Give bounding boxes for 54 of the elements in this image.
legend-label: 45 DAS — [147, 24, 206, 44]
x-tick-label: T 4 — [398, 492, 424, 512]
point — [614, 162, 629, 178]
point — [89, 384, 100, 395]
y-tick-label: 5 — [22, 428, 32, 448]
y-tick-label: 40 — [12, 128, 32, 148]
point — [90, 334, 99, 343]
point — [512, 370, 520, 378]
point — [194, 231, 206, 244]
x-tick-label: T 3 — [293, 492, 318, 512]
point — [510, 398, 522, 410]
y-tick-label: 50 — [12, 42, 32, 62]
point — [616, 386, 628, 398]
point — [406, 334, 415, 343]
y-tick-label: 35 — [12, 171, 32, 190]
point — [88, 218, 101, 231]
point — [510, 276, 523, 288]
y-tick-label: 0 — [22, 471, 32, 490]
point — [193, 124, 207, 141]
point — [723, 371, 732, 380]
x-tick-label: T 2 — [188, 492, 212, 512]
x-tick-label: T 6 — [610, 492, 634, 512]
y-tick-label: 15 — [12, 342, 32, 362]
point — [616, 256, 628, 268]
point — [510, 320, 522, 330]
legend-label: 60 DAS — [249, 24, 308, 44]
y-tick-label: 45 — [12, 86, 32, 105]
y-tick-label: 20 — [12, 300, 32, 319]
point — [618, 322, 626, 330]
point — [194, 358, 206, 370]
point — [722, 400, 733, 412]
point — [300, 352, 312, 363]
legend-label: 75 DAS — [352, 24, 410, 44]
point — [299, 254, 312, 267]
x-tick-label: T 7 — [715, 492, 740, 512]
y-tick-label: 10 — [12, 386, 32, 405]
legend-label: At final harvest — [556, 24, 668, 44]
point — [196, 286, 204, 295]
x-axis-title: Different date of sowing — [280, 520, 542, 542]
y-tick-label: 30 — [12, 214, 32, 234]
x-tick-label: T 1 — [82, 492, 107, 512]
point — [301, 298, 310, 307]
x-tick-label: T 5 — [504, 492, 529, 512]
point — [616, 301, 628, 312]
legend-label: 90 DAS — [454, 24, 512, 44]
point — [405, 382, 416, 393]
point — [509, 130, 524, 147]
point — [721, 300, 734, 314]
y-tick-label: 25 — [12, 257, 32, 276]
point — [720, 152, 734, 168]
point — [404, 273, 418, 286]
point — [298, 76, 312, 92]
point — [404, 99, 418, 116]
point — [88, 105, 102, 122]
================================
▶ Short task:
Count the lines in the material that contain the string "legend", and reply with only that number.

▶ Response for this exercise:
5